**Task goal**
Reproduce the records word for word, starting from the first line and stopping after the line that contains "seo-description: Описание компании".

☆ ☆ ☆ ☆ ☆

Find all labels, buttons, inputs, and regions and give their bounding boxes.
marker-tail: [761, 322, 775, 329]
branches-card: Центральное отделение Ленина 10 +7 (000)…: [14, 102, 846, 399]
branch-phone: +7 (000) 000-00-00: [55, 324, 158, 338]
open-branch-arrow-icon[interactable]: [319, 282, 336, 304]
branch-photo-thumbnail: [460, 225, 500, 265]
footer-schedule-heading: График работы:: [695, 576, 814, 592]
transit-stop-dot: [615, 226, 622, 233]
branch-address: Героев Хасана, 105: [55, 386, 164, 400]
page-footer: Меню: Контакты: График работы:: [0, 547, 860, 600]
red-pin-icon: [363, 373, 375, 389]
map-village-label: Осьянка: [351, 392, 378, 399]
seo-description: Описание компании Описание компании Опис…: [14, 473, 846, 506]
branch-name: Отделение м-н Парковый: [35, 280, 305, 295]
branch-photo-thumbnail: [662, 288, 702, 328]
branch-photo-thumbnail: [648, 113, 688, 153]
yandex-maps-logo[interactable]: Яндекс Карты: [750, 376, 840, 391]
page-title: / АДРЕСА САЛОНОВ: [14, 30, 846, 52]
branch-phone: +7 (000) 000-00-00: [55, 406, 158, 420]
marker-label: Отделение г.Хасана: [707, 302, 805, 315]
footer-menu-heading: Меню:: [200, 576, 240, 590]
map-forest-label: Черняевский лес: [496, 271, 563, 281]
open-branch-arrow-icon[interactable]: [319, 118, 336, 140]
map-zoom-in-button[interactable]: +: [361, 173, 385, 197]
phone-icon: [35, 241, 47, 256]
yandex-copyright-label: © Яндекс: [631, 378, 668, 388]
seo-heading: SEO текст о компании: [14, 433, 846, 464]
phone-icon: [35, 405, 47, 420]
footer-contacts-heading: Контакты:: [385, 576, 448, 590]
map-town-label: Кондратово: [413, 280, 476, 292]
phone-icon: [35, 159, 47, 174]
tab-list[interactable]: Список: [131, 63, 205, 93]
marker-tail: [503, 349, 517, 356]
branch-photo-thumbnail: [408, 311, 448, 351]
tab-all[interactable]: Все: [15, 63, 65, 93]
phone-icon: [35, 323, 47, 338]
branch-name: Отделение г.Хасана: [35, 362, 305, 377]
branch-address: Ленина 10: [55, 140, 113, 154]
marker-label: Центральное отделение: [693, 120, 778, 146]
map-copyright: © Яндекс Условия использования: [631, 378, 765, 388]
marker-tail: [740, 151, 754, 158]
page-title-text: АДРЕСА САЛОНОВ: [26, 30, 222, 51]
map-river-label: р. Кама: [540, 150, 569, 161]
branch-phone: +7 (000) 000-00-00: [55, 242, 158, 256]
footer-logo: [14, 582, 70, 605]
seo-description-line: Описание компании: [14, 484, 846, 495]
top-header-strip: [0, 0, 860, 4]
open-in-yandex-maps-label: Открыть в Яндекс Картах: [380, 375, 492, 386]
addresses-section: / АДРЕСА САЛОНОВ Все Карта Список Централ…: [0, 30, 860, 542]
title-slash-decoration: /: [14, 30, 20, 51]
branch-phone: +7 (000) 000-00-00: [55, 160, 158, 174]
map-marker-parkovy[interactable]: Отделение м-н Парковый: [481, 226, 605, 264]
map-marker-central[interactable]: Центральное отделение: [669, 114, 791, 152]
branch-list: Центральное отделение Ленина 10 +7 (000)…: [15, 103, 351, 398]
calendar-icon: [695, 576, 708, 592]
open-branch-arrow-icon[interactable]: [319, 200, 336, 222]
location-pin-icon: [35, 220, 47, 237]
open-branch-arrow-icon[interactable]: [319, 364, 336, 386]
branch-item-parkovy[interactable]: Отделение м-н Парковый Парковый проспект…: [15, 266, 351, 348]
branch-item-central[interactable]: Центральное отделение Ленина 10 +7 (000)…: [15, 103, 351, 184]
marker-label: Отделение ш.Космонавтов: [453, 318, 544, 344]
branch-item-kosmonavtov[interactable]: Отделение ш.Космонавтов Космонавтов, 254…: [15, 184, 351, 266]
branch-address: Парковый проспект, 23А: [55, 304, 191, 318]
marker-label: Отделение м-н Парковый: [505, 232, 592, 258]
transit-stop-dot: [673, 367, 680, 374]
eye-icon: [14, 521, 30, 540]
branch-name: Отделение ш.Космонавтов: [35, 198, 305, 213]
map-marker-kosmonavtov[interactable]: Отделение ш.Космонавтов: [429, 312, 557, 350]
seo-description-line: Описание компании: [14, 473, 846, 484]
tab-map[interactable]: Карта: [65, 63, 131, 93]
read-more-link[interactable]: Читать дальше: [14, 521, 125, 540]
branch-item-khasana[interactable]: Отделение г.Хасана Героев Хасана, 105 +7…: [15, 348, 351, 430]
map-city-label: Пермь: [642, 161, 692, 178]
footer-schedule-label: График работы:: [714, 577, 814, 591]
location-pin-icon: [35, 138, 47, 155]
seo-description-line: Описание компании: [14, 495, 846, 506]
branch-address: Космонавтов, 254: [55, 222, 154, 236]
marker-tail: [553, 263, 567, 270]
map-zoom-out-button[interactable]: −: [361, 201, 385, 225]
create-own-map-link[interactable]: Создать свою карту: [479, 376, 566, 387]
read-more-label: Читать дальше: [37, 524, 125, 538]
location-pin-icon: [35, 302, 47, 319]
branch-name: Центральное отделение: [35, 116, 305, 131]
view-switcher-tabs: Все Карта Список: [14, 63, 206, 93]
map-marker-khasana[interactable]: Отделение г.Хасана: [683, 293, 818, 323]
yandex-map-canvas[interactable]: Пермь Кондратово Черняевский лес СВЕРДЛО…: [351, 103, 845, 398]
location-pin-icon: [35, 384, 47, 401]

☆ ☆ ☆ ☆ ☆

**The response**
Find all labels, buttons, inputs, and regions and give their bounding boxes.
marker-tail: [761, 322, 775, 329]
branches-card: Центральное отделение Ленина 10 +7 (000)…: [14, 102, 846, 399]
branch-phone: +7 (000) 000-00-00: [55, 324, 158, 338]
open-branch-arrow-icon[interactable]: [319, 282, 336, 304]
branch-photo-thumbnail: [460, 225, 500, 265]
footer-schedule-heading: График работы:: [695, 576, 814, 592]
transit-stop-dot: [615, 226, 622, 233]
branch-address: Героев Хасана, 105: [55, 386, 164, 400]
page-footer: Меню: Контакты: График работы:: [0, 547, 860, 600]
red-pin-icon: [363, 373, 375, 389]
map-village-label: Осьянка: [351, 392, 378, 399]
seo-description: Описание компании Описание компании Опис…: [14, 473, 846, 506]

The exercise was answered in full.